### [TEXT TO READ]
====================

Presenting Project Ergo: How to Build an Airplane Detector for Satellite Imagery With Deep Learning

It’s been a while that i’ve been quite intensively playing with Deep Learning both for work related research and personal projects. More specifically, I’ve been using the Keras framework on top of a TensorFlow backend for all sorts of stuff. From big and complex projects for malware detection, to smaller and simpler experiments about ideas i just wanted to quickly implement and test - it didn’t really matter the scope of the project, I always found myself struggling with the same issues: code reuse over tens of crap python and shell scripts, datasets and models that are spread all over my dev and prod servers, no real standard for versioning them, no order, no structure.

So a few days ago I started writing what it was initially meant to be just a simple wrapper for the main commands of my training pipelines but quickly became a full-fledged framework and manager for all my Keras based projects.


Today I’m pleased to open source and present project Ergo by showcasing an example use-case: we’ll prototype, train and test a Convolutional Neural Network on top of the PlanesNet raw dataset in order to build an airplane detector for satellite imagery.

This image and the general idea were taken from this project, however the model structure, training algorithm and data preprocessing are different … the point of this post is, as i said, to showcase Ergo with something which is less of a clichè than the handwritten digits recognition problem with the MNIST database.


First thing first, you’ll need python3 and pip3, download Ergo’s latest stable release from GitHub, extract it somewhere on your disk and:

cd /path/to/ergo
sudo pip3 install -r requirements.txt
python3 build
sudo python3 install

If you’re interested in visualizing the model and training metrics, you’ll also need to:

sudo apt-get install graphviz python3-tk

This way you’ll have installed all the dependencies, including the default version of TensorFlow which runs on CPU. Since our training dataset will be relatively big and our model moderately complex, we might want to use GPUs instead. In order to do so, make sure you have CUDA 9.0 and cuDNN 7.0 installed and then:

sudo pip3 uninstall tensorflow
sudo pip3 install tensorflow-gpu

If everything worked correctly, you’ll be able test your GPU setup, the software versions and what hardware is available with the nvidia-smi and ergo info commands. For example, on my home training server this is the output:

ergo info

Airplanes and Satellites

Now it’s time to grab our dataset, download the file from Kaggle and extract it somewhere on your disk, we will only need the folder filled with PNG files, each one named as 1__20160714_165520_0c59__-118.4316008_33.937964191.png, where the first 1__ or 0__ tells us the labeling (0=no plane, 1=there’s a plane).

We’ll feed our system with the raw images, preprocess them and train a CNN on top of those labeled vectors next.

====================

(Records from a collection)
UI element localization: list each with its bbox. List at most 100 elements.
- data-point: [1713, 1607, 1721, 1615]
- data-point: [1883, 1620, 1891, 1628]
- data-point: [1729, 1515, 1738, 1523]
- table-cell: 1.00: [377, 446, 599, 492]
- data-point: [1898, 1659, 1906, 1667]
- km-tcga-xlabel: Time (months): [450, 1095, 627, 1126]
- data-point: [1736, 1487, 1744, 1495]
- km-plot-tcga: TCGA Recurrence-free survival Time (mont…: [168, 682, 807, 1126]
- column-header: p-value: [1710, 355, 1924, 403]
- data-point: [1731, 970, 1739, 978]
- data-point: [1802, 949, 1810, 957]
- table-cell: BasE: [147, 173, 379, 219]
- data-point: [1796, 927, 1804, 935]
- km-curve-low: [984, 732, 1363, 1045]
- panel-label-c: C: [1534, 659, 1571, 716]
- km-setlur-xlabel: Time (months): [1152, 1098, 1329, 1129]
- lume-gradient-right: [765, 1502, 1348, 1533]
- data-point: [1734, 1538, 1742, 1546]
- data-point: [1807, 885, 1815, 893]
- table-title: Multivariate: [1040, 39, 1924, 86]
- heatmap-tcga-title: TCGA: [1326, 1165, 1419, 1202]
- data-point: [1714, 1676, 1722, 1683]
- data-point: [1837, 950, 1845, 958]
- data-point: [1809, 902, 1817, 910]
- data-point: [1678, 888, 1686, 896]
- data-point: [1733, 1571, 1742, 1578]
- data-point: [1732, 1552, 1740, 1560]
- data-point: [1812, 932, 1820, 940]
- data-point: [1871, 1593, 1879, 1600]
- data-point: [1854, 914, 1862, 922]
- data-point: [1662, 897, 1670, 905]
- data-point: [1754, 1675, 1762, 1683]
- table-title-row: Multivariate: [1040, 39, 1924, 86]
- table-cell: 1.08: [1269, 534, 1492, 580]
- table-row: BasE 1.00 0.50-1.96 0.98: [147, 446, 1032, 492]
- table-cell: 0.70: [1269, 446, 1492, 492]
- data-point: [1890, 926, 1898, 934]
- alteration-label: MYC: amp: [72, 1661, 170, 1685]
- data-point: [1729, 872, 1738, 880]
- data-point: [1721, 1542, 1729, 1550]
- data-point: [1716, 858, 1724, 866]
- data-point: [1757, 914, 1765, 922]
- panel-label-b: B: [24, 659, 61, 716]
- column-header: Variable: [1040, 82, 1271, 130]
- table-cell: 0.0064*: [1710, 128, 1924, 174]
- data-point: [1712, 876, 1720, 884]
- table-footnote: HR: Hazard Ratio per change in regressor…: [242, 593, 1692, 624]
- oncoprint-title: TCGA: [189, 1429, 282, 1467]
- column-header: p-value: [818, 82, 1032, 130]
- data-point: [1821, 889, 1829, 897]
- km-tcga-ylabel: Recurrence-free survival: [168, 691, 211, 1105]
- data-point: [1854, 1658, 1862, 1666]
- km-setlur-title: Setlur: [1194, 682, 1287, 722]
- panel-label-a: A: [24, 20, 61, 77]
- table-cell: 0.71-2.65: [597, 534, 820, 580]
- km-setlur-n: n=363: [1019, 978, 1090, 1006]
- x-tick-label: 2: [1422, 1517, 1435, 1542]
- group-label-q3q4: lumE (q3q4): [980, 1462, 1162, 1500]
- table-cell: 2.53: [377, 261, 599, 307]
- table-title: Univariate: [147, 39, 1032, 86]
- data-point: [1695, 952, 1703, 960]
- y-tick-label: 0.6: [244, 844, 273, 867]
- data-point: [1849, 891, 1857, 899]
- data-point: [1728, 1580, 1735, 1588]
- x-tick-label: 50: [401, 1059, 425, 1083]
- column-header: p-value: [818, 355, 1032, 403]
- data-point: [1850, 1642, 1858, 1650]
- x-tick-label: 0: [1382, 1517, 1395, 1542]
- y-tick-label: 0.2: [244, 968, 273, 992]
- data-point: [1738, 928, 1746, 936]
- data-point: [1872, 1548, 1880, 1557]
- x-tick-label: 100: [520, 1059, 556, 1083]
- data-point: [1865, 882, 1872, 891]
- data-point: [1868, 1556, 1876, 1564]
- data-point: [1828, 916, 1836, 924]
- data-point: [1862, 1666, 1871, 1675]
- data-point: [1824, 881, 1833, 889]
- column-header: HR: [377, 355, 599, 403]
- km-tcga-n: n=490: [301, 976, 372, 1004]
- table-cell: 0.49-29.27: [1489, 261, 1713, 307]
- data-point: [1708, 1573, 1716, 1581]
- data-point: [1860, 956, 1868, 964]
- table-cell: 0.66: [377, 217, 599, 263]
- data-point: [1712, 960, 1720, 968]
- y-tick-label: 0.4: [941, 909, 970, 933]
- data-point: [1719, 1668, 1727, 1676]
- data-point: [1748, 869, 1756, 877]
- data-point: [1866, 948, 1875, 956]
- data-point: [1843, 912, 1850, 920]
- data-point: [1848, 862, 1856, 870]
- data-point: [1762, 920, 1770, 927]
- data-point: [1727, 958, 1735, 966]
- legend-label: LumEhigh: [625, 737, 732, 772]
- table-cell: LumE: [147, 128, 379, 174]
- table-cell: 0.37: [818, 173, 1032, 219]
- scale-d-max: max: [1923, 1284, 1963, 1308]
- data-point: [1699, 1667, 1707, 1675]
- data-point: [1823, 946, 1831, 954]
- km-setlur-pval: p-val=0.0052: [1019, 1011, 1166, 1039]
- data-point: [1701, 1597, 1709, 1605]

====================

### [WORK TO BE COMPLETED]
Rewrite the stretch of the airplane detector post from "sudo pip3 uninstall" through "labeled vectors next.", putting "unpack" wherever "extract" appears.

### [COMPLETED TASK]
sudo pip3 uninstall tensorflow
sudo pip3 install tensorflow-gpu

If everything worked correctly, you’ll be able test your GPU setup, the software versions and what hardware is available with the nvidia-smi and ergo info commands. For example, on my home training server this is the output:

ergo info

Airplanes and Satellites

Now it’s time to grab our dataset, download the file from Kaggle and unpack it somewhere on your disk, we will only need the folder filled with PNG files, each one named as 1__20160714_165520_0c59__-118.4316008_33.937964191.png, where the first 1__ or 0__ tells us the labeling (0=no plane, 1=there’s a plane).

We’ll feed our system with the raw images, preprocess them and train a CNN on top of those labeled vectors next.